BEGIN SOURCE MATERIAL

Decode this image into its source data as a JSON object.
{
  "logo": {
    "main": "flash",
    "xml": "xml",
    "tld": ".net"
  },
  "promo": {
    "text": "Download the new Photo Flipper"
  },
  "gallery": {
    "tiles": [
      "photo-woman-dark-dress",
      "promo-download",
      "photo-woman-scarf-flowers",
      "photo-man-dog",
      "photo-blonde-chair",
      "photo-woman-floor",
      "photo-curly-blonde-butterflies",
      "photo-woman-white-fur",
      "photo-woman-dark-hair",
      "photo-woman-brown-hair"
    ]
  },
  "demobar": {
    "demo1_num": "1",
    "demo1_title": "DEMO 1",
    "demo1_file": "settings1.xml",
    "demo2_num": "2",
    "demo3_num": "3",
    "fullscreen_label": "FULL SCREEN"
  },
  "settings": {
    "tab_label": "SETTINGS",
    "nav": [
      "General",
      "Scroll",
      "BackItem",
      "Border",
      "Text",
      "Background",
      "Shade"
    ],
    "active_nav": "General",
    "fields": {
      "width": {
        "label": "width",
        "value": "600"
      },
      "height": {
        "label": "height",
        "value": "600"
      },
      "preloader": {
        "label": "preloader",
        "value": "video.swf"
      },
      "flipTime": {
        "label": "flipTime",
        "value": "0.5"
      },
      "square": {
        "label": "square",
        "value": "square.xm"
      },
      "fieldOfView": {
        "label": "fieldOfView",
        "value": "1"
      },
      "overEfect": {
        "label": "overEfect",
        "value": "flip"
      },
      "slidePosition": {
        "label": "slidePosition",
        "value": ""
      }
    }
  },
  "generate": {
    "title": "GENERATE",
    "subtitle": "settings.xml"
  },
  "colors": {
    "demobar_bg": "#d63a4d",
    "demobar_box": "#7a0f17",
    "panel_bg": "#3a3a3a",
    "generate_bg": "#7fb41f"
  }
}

END SOURCE MATERIAL

CHALLENGE: Every record should be repeated exactly; please leave none out.

RESPONSE TO THE TASK:
Decode this image into its source data as a JSON object.
{
  "logo": {
    "main": "flash",
    "xml": "xml",
    "tld": ".net"
  },
  "promo": {
    "text": "Download the new Photo Flipper"
  },
  "gallery": {
    "tiles": [
      "photo-woman-dark-dress",
      "promo-download",
      "photo-woman-scarf-flowers",
      "photo-man-dog",
      "photo-blonde-chair",
      "photo-woman-floor",
      "photo-curly-blonde-butterflies",
      "photo-woman-white-fur",
      "photo-woman-dark-hair",
      "photo-woman-brown-hair"
    ]
  },
  "demobar": {
    "demo1_num": "1",
    "demo1_title": "DEMO 1",
    "demo1_file": "settings1.xml",
    "demo2_num": "2",
    "demo3_num": "3",
    "fullscreen_label": "FULL SCREEN"
  },
  "settings": {
    "tab_label": "SETTINGS",
    "nav": [
      "General",
      "Scroll",
      "BackItem",
      "Border",
      "Text",
      "Background",
      "Shade"
    ],
    "active_nav": "General",
    "fields": {
      "width": {
        "label": "width",
        "value": "600"
      },
      "height": {
        "label": "height",
        "value": "600"
      },
      "preloader": {
        "label": "preloader",
        "value": "video.swf"
      },
      "flipTime": {
        "label": "flipTime",
        "value": "0.5"
      },
      "square": {
        "label": "square",
        "value": "square.xm"
      },
      "fieldOfView": {
        "label": "fieldOfView",
        "value": "1"
      },
      "overEfect": {
        "label": "overEfect",
        "value": "flip"
      },
      "slidePosition": {
        "label": "slidePosition",
        "value": ""
      }
    }
  },
  "generate": {
    "title": "GENERATE",
    "subtitle": "settings.xml"
  },
  "colors": {
    "demobar_bg": "#d63a4d",
    "demobar_box": "#7a0f17",
    "panel_bg": "#3a3a3a",
    "generate_bg": "#7fb41f"
  }
}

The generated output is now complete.